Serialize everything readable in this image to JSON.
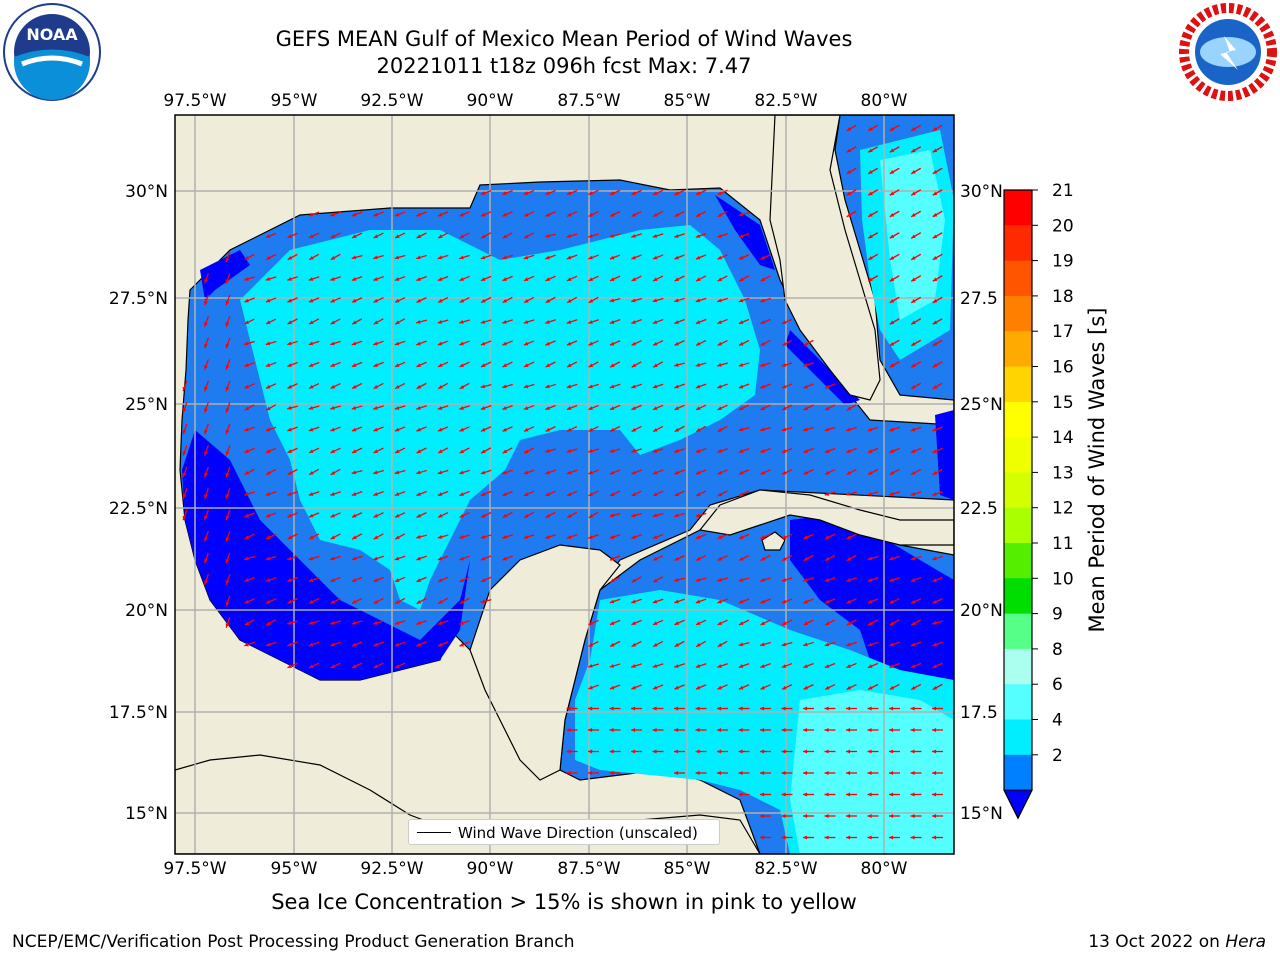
{
  "title_line1": "GEFS MEAN Gulf of Mexico Mean Period of Wind Waves",
  "title_line2": "20221011 t18z 096h fcst   Max: 7.47",
  "logos": {
    "left_logo": "noaa-logo",
    "left_text": "NOAA",
    "right_logo": "nws-logo"
  },
  "axes": {
    "lon_labels": [
      "97.5°W",
      "95°W",
      "92.5°W",
      "90°W",
      "87.5°W",
      "85°W",
      "82.5°W",
      "80°W"
    ],
    "lat_labels_left": [
      "30°N",
      "27.5°N",
      "25°N",
      "22.5°N",
      "20°N",
      "17.5°N",
      "15°N"
    ],
    "lat_labels_right": [
      "30°N",
      "27.5",
      "25°N",
      "22.5",
      "20°N",
      "17.5",
      "15°N"
    ]
  },
  "colorbar": {
    "title": "Mean Period of Wind Waves [s]",
    "ticks": [
      "21",
      "20",
      "19",
      "18",
      "17",
      "16",
      "15",
      "14",
      "13",
      "12",
      "11",
      "10",
      "9",
      "8",
      "6",
      "4",
      "2"
    ],
    "colors": [
      "#ff0000",
      "#ff2a00",
      "#ff5500",
      "#ff7f00",
      "#ffaa00",
      "#ffd400",
      "#ffff00",
      "#f0ff00",
      "#d4ff00",
      "#aaff00",
      "#55ee00",
      "#00dd00",
      "#55ff88",
      "#aaffee",
      "#55ffff",
      "#00eeff",
      "#0080ff"
    ],
    "extend_color": "#0000ff"
  },
  "field_colors": {
    "land": "#efedda",
    "ocean_low": "#0000ff",
    "ocean_mid": "#1e7cf0",
    "ocean_high": "#00eeff",
    "ocean_peak": "#55ffff",
    "arrow": "#ff0000"
  },
  "legend": {
    "label": "Wind Wave Direction (unscaled)"
  },
  "note": "Sea Ice Concentration > 15% is shown in pink to yellow",
  "footer_left": "NCEP/EMC/Verification Post Processing Product Generation Branch",
  "footer_right_date": "13 Oct 2022 on ",
  "footer_right_host": "Hera"
}
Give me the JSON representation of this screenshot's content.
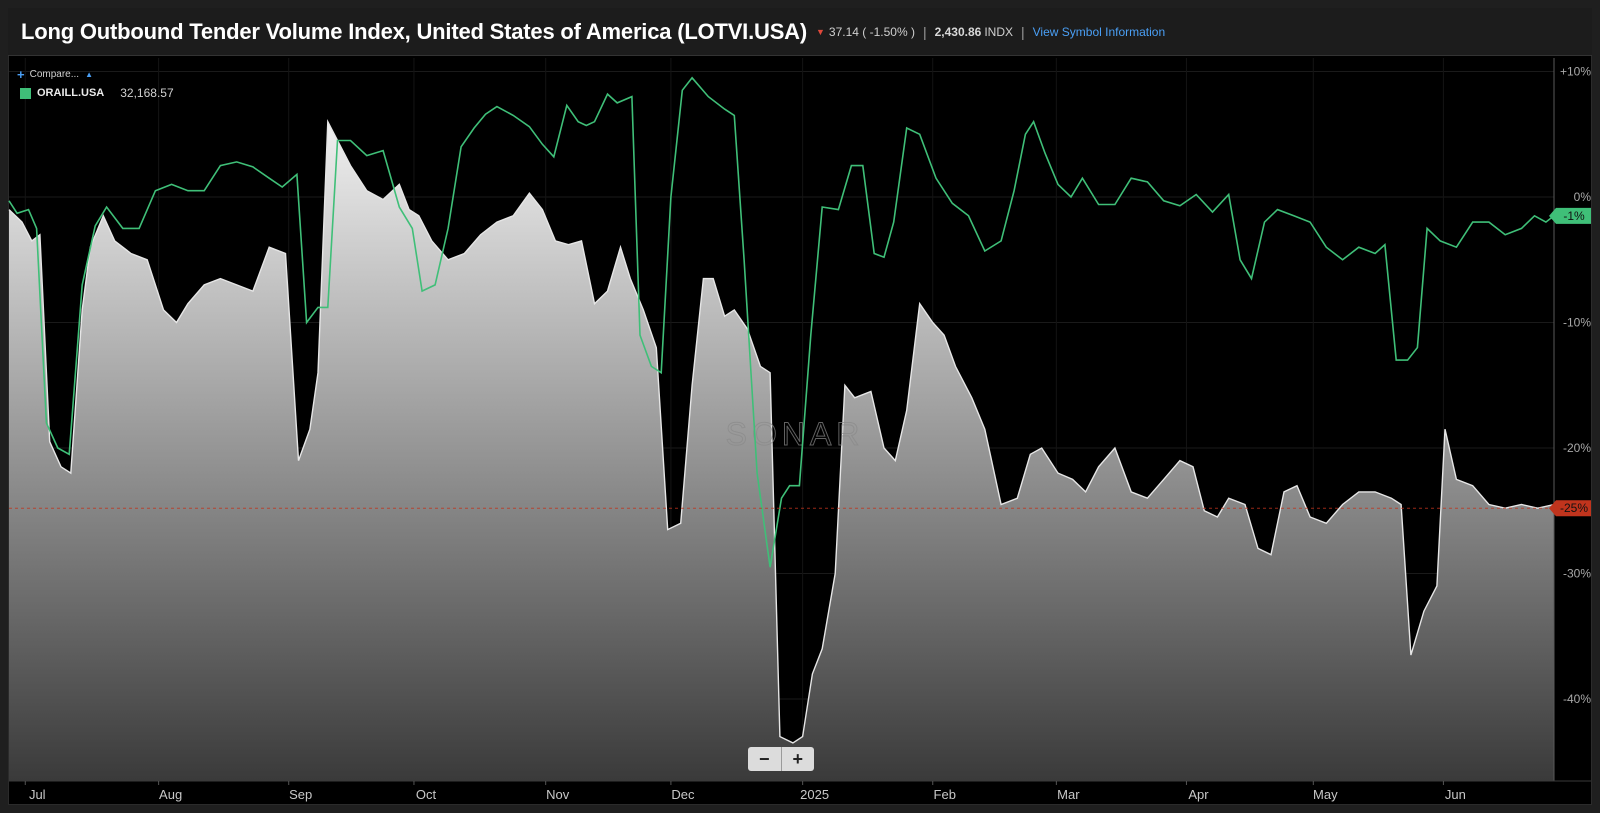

**GOAL OF THE EXERCISE**: Reproduce the records verbatim, omitting all images they contain.

**ANSWER TO THIS EXERCISE**:
Serialize everything readable in this image to JSON.
{
  "title_line1": "GEFS MEAN Gulf of Mexico Mean Period of Wind Waves",
  "title_line2": "20221011 t18z 096h fcst   Max: 7.47",
  "logos": {
    "left_logo": "noaa-logo",
    "left_text": "NOAA",
    "right_logo": "nws-logo"
  },
  "axes": {
    "lon_labels": [
      "97.5°W",
      "95°W",
      "92.5°W",
      "90°W",
      "87.5°W",
      "85°W",
      "82.5°W",
      "80°W"
    ],
    "lat_labels_left": [
      "30°N",
      "27.5°N",
      "25°N",
      "22.5°N",
      "20°N",
      "17.5°N",
      "15°N"
    ],
    "lat_labels_right": [
      "30°N",
      "27.5",
      "25°N",
      "22.5",
      "20°N",
      "17.5",
      "15°N"
    ]
  },
  "colorbar": {
    "title": "Mean Period of Wind Waves [s]",
    "ticks": [
      "21",
      "20",
      "19",
      "18",
      "17",
      "16",
      "15",
      "14",
      "13",
      "12",
      "11",
      "10",
      "9",
      "8",
      "6",
      "4",
      "2"
    ],
    "colors": [
      "#ff0000",
      "#ff2a00",
      "#ff5500",
      "#ff7f00",
      "#ffaa00",
      "#ffd400",
      "#ffff00",
      "#f0ff00",
      "#d4ff00",
      "#aaff00",
      "#55ee00",
      "#00dd00",
      "#55ff88",
      "#aaffee",
      "#55ffff",
      "#00eeff",
      "#0080ff"
    ],
    "extend_color": "#0000ff"
  },
  "field_colors": {
    "land": "#efedda",
    "ocean_low": "#0000ff",
    "ocean_mid": "#1e7cf0",
    "ocean_high": "#00eeff",
    "ocean_peak": "#55ffff",
    "arrow": "#ff0000"
  },
  "legend": {
    "label": "Wind Wave Direction (unscaled)"
  },
  "note": "Sea Ice Concentration > 15% is shown in pink to yellow",
  "footer_left": "NCEP/EMC/Verification Post Processing Product Generation Branch",
  "footer_right_date": "13 Oct 2022 on ",
  "footer_right_host": "Hera"
}
Give me the JSON representation of this screenshot's content.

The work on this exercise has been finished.